>> Begin

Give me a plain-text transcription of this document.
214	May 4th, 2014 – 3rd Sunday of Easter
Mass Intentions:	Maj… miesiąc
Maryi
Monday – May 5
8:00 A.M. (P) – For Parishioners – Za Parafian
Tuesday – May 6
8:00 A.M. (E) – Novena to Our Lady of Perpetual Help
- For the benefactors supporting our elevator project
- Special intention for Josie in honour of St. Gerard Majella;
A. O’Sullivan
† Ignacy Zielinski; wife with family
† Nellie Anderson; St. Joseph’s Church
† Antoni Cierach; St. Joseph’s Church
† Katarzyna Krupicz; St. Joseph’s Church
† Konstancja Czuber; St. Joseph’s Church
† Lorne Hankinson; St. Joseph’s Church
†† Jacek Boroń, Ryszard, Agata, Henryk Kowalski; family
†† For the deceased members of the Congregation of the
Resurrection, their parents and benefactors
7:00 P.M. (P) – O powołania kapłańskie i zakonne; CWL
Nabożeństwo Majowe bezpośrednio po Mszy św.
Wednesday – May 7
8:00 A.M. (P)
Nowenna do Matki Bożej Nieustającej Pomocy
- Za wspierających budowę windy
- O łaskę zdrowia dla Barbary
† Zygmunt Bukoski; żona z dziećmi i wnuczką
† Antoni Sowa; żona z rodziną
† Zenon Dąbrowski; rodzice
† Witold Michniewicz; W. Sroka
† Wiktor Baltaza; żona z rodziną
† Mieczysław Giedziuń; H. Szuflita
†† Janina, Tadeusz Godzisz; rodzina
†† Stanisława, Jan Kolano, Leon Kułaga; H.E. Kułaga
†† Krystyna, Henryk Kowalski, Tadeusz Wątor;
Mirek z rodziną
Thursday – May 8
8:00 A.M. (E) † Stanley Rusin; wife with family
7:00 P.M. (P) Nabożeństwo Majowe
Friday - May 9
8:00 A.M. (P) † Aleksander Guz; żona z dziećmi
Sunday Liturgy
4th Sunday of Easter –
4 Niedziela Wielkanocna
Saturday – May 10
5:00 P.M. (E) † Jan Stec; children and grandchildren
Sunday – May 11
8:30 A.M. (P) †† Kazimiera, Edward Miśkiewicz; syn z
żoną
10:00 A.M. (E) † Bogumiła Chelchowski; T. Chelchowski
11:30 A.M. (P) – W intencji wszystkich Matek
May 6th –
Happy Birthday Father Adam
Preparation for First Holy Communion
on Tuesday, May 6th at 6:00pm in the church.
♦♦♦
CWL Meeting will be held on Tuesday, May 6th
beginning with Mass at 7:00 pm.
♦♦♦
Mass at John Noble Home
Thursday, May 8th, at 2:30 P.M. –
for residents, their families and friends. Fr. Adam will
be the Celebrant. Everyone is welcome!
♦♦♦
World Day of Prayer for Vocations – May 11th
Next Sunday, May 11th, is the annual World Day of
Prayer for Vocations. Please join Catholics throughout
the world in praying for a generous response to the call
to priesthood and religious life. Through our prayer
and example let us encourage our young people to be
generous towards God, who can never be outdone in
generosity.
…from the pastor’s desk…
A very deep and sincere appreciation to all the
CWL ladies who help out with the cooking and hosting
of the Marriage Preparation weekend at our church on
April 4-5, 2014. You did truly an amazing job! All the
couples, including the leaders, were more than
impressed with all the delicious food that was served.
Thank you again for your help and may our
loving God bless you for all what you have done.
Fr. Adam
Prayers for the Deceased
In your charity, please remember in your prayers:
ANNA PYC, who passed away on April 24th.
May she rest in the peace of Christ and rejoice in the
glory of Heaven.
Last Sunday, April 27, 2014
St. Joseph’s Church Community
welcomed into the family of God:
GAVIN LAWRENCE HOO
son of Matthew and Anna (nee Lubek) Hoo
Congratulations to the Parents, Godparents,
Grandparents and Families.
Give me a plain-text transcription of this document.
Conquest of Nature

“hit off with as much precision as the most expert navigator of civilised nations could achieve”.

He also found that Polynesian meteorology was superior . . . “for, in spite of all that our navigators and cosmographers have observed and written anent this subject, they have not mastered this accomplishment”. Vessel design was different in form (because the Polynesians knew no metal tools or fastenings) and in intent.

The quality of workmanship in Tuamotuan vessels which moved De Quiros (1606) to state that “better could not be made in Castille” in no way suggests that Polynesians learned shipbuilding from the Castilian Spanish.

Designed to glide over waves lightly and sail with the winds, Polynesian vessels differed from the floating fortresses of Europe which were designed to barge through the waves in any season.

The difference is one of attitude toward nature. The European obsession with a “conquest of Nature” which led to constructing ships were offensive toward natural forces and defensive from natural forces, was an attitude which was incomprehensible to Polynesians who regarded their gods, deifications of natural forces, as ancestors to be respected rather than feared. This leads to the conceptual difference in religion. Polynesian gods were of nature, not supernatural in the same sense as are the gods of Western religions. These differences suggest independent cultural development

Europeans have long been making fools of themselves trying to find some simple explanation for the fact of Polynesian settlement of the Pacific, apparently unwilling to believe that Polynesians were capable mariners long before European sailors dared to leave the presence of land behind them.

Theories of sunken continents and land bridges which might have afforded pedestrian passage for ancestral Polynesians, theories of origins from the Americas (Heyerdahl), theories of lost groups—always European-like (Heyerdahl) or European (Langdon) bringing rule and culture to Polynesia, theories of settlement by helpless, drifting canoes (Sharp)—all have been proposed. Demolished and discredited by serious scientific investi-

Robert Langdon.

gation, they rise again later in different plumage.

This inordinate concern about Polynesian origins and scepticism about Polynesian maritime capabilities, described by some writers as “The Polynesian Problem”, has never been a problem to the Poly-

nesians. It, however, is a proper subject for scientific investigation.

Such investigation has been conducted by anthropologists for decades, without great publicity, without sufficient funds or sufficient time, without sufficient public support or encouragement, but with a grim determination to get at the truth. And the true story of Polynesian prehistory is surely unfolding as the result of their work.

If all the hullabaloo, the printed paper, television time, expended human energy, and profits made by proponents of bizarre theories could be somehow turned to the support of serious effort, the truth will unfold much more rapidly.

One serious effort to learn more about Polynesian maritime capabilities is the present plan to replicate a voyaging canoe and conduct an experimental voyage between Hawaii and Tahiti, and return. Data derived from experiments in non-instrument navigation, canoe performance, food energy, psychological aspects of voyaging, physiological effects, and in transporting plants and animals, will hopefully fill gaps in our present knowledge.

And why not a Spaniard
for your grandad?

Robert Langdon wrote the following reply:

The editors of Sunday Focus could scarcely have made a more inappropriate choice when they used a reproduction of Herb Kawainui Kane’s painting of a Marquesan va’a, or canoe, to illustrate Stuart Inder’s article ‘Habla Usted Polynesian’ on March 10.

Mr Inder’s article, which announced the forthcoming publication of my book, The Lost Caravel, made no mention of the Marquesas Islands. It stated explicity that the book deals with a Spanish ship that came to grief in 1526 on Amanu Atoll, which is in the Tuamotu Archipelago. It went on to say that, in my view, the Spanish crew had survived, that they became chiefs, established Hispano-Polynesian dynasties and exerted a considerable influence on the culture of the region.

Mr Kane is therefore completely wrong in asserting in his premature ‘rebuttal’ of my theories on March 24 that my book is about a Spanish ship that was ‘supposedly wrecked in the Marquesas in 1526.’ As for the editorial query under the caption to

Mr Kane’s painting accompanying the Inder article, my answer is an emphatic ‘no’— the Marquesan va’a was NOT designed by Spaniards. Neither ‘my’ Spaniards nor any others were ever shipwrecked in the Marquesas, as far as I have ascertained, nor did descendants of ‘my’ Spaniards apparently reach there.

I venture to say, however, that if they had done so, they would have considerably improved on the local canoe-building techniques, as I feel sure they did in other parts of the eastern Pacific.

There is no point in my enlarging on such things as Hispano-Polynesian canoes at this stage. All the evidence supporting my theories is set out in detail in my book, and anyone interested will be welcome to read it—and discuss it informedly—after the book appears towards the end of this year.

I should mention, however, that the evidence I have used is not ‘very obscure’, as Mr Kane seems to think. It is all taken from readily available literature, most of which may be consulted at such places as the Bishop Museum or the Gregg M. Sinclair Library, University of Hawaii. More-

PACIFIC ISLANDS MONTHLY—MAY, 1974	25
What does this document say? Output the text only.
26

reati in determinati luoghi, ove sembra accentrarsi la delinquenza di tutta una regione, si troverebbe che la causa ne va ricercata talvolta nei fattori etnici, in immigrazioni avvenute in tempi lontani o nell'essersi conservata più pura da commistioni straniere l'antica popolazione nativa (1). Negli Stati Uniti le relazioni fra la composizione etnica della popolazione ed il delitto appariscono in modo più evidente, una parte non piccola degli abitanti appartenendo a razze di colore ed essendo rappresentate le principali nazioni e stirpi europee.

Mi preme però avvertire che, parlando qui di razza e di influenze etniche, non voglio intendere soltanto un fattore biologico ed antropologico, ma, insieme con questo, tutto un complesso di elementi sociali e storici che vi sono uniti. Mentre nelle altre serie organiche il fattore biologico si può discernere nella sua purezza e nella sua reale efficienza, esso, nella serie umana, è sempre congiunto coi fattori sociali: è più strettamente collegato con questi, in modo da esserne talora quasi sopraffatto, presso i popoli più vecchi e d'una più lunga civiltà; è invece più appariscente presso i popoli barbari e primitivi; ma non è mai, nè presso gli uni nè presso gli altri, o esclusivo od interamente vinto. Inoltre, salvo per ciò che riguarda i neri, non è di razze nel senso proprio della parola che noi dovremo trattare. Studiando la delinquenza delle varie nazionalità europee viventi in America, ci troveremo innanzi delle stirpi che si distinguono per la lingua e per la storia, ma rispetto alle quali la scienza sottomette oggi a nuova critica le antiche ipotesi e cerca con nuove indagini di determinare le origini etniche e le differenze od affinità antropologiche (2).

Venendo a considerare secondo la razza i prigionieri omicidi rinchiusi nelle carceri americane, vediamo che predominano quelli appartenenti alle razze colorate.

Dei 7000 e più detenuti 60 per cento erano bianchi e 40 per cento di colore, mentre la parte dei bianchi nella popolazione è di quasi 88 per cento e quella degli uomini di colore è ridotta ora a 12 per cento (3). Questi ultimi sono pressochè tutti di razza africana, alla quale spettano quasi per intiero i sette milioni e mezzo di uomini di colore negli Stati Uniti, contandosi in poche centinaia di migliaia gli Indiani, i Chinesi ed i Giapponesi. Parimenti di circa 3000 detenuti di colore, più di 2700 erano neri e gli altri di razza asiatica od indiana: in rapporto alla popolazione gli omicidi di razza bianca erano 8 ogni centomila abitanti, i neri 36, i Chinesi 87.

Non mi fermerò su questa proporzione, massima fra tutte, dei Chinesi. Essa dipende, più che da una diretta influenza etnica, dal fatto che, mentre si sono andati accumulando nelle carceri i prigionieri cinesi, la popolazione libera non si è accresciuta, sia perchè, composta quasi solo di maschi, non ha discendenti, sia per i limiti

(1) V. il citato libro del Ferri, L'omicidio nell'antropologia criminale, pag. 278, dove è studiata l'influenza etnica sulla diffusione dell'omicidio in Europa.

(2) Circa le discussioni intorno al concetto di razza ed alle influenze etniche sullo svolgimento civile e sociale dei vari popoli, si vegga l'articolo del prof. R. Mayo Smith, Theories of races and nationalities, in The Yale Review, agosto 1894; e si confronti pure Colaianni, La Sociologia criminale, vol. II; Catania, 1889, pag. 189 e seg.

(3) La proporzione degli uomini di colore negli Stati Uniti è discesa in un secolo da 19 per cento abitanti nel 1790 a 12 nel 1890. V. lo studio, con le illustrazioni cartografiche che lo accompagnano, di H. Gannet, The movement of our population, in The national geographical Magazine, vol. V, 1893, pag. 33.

>> End

Problem requirements: Track down the lines that include the word "prigionieri" and copy them.

Result:
Venendo a considerare secondo la razza i prigionieri omicidi rinchiusi nelle carceri americane, vediamo che predominano quelli appartenenti alle razze colorate.
Non mi fermerò su questa proporzione, massima fra tutte, dei Chinesi. Essa dipende, più che da una diretta influenza etnica, dal fatto che, mentre si sono andati accumulando nelle carceri i prigionieri cinesi, la popolazione libera non si è accresciuta, sia perchè, composta quasi solo di maschi, non ha discendenti, sia per i limiti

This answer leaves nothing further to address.